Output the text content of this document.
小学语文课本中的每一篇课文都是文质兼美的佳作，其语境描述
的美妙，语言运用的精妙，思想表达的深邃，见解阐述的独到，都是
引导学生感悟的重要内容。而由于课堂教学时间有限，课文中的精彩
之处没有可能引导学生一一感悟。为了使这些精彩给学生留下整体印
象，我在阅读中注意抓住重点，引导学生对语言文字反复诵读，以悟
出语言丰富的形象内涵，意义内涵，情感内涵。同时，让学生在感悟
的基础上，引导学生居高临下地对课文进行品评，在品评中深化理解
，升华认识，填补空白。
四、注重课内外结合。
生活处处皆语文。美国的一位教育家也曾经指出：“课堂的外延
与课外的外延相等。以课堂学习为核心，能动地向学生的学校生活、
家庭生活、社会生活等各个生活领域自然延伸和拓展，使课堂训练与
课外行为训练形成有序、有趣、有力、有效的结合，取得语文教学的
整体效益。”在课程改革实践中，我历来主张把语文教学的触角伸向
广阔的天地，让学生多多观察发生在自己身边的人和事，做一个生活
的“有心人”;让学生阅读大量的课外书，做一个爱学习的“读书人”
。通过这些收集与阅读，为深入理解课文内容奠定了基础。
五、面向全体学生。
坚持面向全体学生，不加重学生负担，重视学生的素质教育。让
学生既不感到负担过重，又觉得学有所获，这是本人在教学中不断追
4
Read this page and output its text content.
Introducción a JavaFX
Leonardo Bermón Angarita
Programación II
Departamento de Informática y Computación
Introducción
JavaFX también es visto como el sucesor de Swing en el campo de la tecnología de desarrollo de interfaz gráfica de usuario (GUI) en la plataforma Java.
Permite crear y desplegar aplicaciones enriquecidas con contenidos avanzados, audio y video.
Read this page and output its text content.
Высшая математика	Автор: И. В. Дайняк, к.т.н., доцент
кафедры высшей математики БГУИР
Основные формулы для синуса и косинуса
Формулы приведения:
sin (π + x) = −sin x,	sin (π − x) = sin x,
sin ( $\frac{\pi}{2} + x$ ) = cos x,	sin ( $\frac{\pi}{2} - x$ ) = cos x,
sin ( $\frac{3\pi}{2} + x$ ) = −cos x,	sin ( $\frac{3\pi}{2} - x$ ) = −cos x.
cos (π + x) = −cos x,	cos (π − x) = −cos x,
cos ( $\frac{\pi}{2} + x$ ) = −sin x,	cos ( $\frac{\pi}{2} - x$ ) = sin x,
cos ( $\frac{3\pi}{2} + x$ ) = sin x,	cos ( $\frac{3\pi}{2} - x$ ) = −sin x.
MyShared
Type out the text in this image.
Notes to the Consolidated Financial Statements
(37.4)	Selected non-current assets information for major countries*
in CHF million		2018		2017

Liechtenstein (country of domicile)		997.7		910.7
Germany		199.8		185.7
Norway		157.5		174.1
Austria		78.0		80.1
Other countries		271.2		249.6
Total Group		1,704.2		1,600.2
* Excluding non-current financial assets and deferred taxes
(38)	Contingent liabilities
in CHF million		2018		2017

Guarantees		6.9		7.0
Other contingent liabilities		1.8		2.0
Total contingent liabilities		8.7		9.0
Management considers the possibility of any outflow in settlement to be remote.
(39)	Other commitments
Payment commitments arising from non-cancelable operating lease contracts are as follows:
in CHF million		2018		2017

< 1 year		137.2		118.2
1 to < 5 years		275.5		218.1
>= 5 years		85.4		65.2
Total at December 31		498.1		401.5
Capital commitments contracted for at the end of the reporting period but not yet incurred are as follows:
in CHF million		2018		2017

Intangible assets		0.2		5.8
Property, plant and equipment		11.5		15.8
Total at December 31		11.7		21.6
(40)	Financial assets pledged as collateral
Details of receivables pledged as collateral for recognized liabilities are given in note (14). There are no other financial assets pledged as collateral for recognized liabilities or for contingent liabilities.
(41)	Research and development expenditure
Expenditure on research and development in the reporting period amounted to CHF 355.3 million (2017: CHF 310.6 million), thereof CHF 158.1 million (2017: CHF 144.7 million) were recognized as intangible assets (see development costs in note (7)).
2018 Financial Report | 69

**TASK BRIEF**
How many of the lines in the listing above hold the word "December"? Report only that figure.

**WRITTEN ANSWER**
2